_EXERCISE GOAL_. Isolate every line in the records below with "name" in it.

★ ★ ★ ★ ★

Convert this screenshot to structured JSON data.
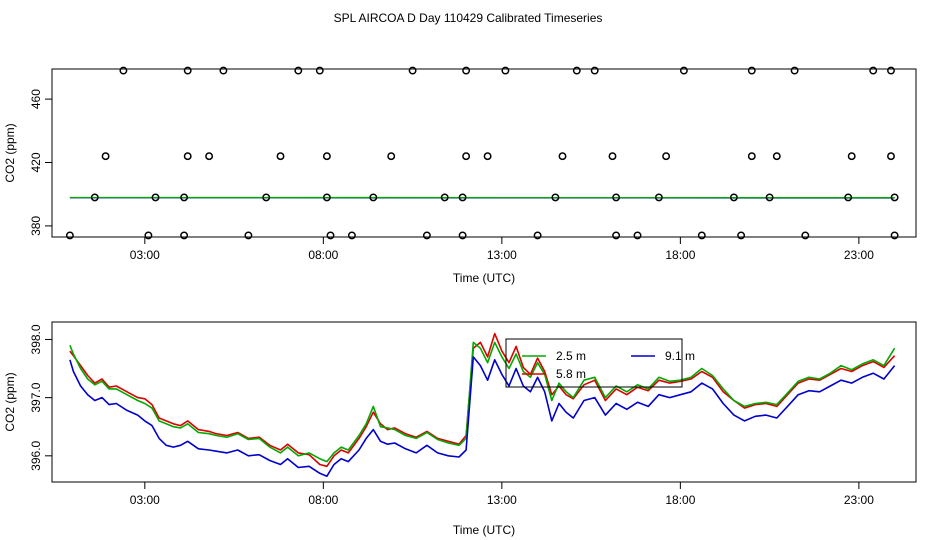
{
  "title": "SPL AIRCOA D  Day 110429  Calibrated Timeseries",
  "chart_data": [
    {
      "type": "scatter",
      "xlabel": "Time (UTC)",
      "ylabel": "CO2 (ppm)",
      "xlim": [
        0.4,
        24.6
      ],
      "ylim": [
        373,
        479
      ],
      "x_ticks": [
        3,
        8,
        13,
        18,
        23
      ],
      "x_tick_labels": [
        "03:00",
        "08:00",
        "13:00",
        "18:00",
        "23:00"
      ],
      "y_ticks": [
        380,
        420,
        460
      ],
      "y_tick_labels": [
        "380",
        "420",
        "460"
      ],
      "cal_points": {
        "x": [
          0.9,
          3.1,
          4.1,
          5.9,
          8.2,
          8.8,
          10.9,
          11.9,
          14.0,
          16.2,
          16.8,
          18.6,
          19.7,
          21.5,
          24.0,
          1.6,
          3.3,
          4.1,
          6.4,
          8.1,
          9.4,
          11.4,
          11.9,
          14.5,
          16.2,
          17.4,
          19.5,
          20.5,
          22.7,
          24.0,
          1.9,
          4.2,
          4.8,
          6.8,
          8.1,
          9.9,
          12.0,
          12.6,
          14.7,
          16.1,
          17.6,
          20.0,
          20.7,
          22.8,
          23.9,
          2.4,
          4.2,
          5.2,
          7.3,
          7.9,
          10.5,
          12.0,
          13.1,
          15.1,
          15.6,
          18.1,
          20.0,
          21.2,
          23.4,
          23.9
        ],
        "y": [
          374,
          374,
          374,
          374,
          374,
          374,
          374,
          374,
          374,
          374,
          374,
          374,
          374,
          374,
          374,
          398,
          398,
          398,
          398,
          398,
          398,
          398,
          398,
          398,
          398,
          398,
          398,
          398,
          398,
          398,
          424,
          424,
          424,
          424,
          424,
          424,
          424,
          424,
          424,
          424,
          424,
          424,
          424,
          424,
          424,
          478,
          478,
          478,
          478,
          478,
          478,
          478,
          478,
          478,
          478,
          478,
          478,
          478,
          478,
          478
        ]
      },
      "flat_series": [
        {
          "name": "blue",
          "color": "#0000cc",
          "x": [
            0.9,
            24.0
          ],
          "y": [
            397.8,
            397.6
          ]
        },
        {
          "name": "green",
          "color": "#00aa00",
          "x": [
            0.9,
            24.0
          ],
          "y": [
            397.9,
            397.8
          ]
        }
      ]
    },
    {
      "type": "line",
      "xlabel": "Time (UTC)",
      "ylabel": "CO2 (ppm)",
      "xlim": [
        0.4,
        24.6
      ],
      "ylim": [
        395.55,
        398.3
      ],
      "x_ticks": [
        3,
        8,
        13,
        18,
        23
      ],
      "x_tick_labels": [
        "03:00",
        "08:00",
        "13:00",
        "18:00",
        "23:00"
      ],
      "y_ticks": [
        396.0,
        397.0,
        398.0
      ],
      "y_tick_labels": [
        "396.0",
        "397.0",
        "398.0"
      ],
      "legend": {
        "position": "center-top",
        "entries": [
          {
            "label": "2.5 m",
            "color": "#00aa00"
          },
          {
            "label": "9.1 m",
            "color": "#0000cc"
          },
          {
            "label": "5.8 m",
            "color": "#dd0000"
          }
        ]
      },
      "series": [
        {
          "name": "5.8 m",
          "color": "#dd0000",
          "x": [
            0.9,
            1.0,
            1.2,
            1.4,
            1.6,
            1.8,
            2.0,
            2.2,
            2.5,
            2.8,
            3.0,
            3.2,
            3.4,
            3.6,
            3.8,
            4.0,
            4.2,
            4.5,
            4.8,
            5.0,
            5.3,
            5.6,
            5.9,
            6.2,
            6.5,
            6.8,
            7.0,
            7.3,
            7.6,
            7.9,
            8.1,
            8.3,
            8.5,
            8.7,
            9.0,
            9.2,
            9.4,
            9.6,
            9.8,
            10.0,
            10.3,
            10.6,
            10.9,
            11.2,
            11.5,
            11.8,
            12.0,
            12.2,
            12.4,
            12.6,
            12.8,
            13.0,
            13.2,
            13.4,
            13.6,
            13.8,
            14.0,
            14.2,
            14.4,
            14.6,
            14.8,
            15.0,
            15.3,
            15.6,
            15.9,
            16.2,
            16.5,
            16.8,
            17.1,
            17.4,
            17.7,
            18.0,
            18.3,
            18.6,
            18.9,
            19.2,
            19.5,
            19.8,
            20.1,
            20.4,
            20.7,
            21.0,
            21.3,
            21.6,
            21.9,
            22.2,
            22.5,
            22.8,
            23.1,
            23.4,
            23.7,
            24.0
          ],
          "y": [
            397.8,
            397.72,
            397.55,
            397.38,
            397.25,
            397.32,
            397.18,
            397.2,
            397.1,
            397.0,
            396.98,
            396.88,
            396.65,
            396.6,
            396.55,
            396.52,
            396.6,
            396.45,
            396.42,
            396.38,
            396.35,
            396.4,
            396.3,
            396.32,
            396.18,
            396.1,
            396.2,
            396.05,
            396.02,
            395.85,
            395.82,
            396.0,
            396.1,
            396.05,
            396.3,
            396.5,
            396.75,
            396.55,
            396.45,
            396.48,
            396.38,
            396.32,
            396.42,
            396.3,
            396.25,
            396.2,
            396.35,
            397.85,
            397.95,
            397.7,
            398.1,
            397.8,
            397.6,
            397.88,
            397.52,
            397.4,
            397.68,
            397.45,
            397.05,
            397.2,
            397.05,
            396.98,
            397.22,
            397.3,
            396.95,
            397.15,
            397.05,
            397.18,
            397.12,
            397.3,
            397.25,
            397.28,
            397.32,
            397.45,
            397.35,
            397.1,
            396.95,
            396.82,
            396.88,
            396.9,
            396.85,
            397.05,
            397.25,
            397.32,
            397.3,
            397.4,
            397.5,
            397.45,
            397.55,
            397.62,
            397.52,
            397.72
          ]
        },
        {
          "name": "2.5 m",
          "color": "#00aa00",
          "x": [
            0.9,
            1.0,
            1.2,
            1.4,
            1.6,
            1.8,
            2.0,
            2.2,
            2.5,
            2.8,
            3.0,
            3.2,
            3.4,
            3.6,
            3.8,
            4.0,
            4.2,
            4.5,
            4.8,
            5.0,
            5.3,
            5.6,
            5.9,
            6.2,
            6.5,
            6.8,
            7.0,
            7.3,
            7.6,
            7.9,
            8.1,
            8.3,
            8.5,
            8.7,
            9.0,
            9.2,
            9.4,
            9.6,
            9.8,
            10.0,
            10.3,
            10.6,
            10.9,
            11.2,
            11.5,
            11.8,
            12.0,
            12.2,
            12.4,
            12.6,
            12.8,
            13.0,
            13.2,
            13.4,
            13.6,
            13.8,
            14.0,
            14.2,
            14.4,
            14.6,
            14.8,
            15.0,
            15.3,
            15.6,
            15.9,
            16.2,
            16.5,
            16.8,
            17.1,
            17.4,
            17.7,
            18.0,
            18.3,
            18.6,
            18.9,
            19.2,
            19.5,
            19.8,
            20.1,
            20.4,
            20.7,
            21.0,
            21.3,
            21.6,
            21.9,
            22.2,
            22.5,
            22.8,
            23.1,
            23.4,
            23.7,
            24.0
          ],
          "y": [
            397.9,
            397.75,
            397.5,
            397.32,
            397.22,
            397.28,
            397.15,
            397.15,
            397.05,
            396.95,
            396.9,
            396.82,
            396.6,
            396.55,
            396.5,
            396.48,
            396.55,
            396.4,
            396.38,
            396.35,
            396.32,
            396.38,
            396.28,
            396.3,
            396.15,
            396.05,
            396.15,
            396.0,
            396.05,
            395.95,
            395.9,
            396.05,
            396.15,
            396.1,
            396.35,
            396.55,
            396.85,
            396.5,
            396.48,
            396.45,
            396.35,
            396.3,
            396.4,
            396.28,
            396.22,
            396.18,
            396.3,
            397.95,
            397.85,
            397.6,
            397.95,
            397.7,
            397.5,
            397.75,
            397.45,
            397.35,
            397.6,
            397.4,
            396.95,
            397.25,
            397.1,
            397.0,
            397.3,
            397.35,
            397.0,
            397.2,
            397.1,
            397.22,
            397.15,
            397.35,
            397.28,
            397.3,
            397.35,
            397.5,
            397.38,
            397.15,
            396.95,
            396.85,
            396.9,
            396.92,
            396.88,
            397.08,
            397.28,
            397.35,
            397.32,
            397.42,
            397.55,
            397.48,
            397.58,
            397.65,
            397.55,
            397.85
          ]
        },
        {
          "name": "9.1 m",
          "color": "#0000cc",
          "x": [
            0.9,
            1.0,
            1.2,
            1.4,
            1.6,
            1.8,
            2.0,
            2.2,
            2.5,
            2.8,
            3.0,
            3.2,
            3.4,
            3.6,
            3.8,
            4.0,
            4.2,
            4.5,
            4.8,
            5.0,
            5.3,
            5.6,
            5.9,
            6.2,
            6.5,
            6.8,
            7.0,
            7.3,
            7.6,
            7.9,
            8.1,
            8.3,
            8.5,
            8.7,
            9.0,
            9.2,
            9.4,
            9.6,
            9.8,
            10.0,
            10.3,
            10.6,
            10.9,
            11.2,
            11.5,
            11.8,
            12.0,
            12.2,
            12.4,
            12.6,
            12.8,
            13.0,
            13.2,
            13.4,
            13.6,
            13.8,
            14.0,
            14.2,
            14.4,
            14.6,
            14.8,
            15.0,
            15.3,
            15.6,
            15.9,
            16.2,
            16.5,
            16.8,
            17.1,
            17.4,
            17.7,
            18.0,
            18.3,
            18.6,
            18.9,
            19.2,
            19.5,
            19.8,
            20.1,
            20.4,
            20.7,
            21.0,
            21.3,
            21.6,
            21.9,
            22.2,
            22.5,
            22.8,
            23.1,
            23.4,
            23.7,
            24.0
          ],
          "y": [
            397.65,
            397.45,
            397.2,
            397.05,
            396.95,
            397.0,
            396.88,
            396.9,
            396.78,
            396.7,
            396.6,
            396.52,
            396.3,
            396.18,
            396.15,
            396.18,
            396.25,
            396.12,
            396.1,
            396.08,
            396.05,
            396.1,
            396.0,
            396.02,
            395.92,
            395.85,
            395.95,
            395.8,
            395.82,
            395.7,
            395.65,
            395.85,
            395.95,
            395.9,
            396.1,
            396.3,
            396.45,
            396.25,
            396.2,
            396.22,
            396.12,
            396.05,
            396.18,
            396.05,
            396.0,
            395.98,
            396.1,
            397.7,
            397.55,
            397.3,
            397.65,
            397.4,
            397.2,
            397.5,
            397.2,
            397.1,
            397.35,
            397.1,
            396.6,
            396.9,
            396.75,
            396.65,
            396.95,
            397.0,
            396.7,
            396.9,
            396.8,
            396.92,
            396.85,
            397.05,
            397.0,
            397.05,
            397.1,
            397.25,
            397.15,
            396.9,
            396.7,
            396.6,
            396.68,
            396.7,
            396.65,
            396.85,
            397.05,
            397.12,
            397.1,
            397.2,
            397.3,
            397.25,
            397.35,
            397.42,
            397.32,
            397.55
          ]
        }
      ]
    }
  ]
}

★ ★ ★ ★ ★

_COMPLETE OUTPUT_.
          "name": "blue",
          "name": "green",
          "name": "5.8 m",
          "name": "2.5 m",
          "name": "9.1 m",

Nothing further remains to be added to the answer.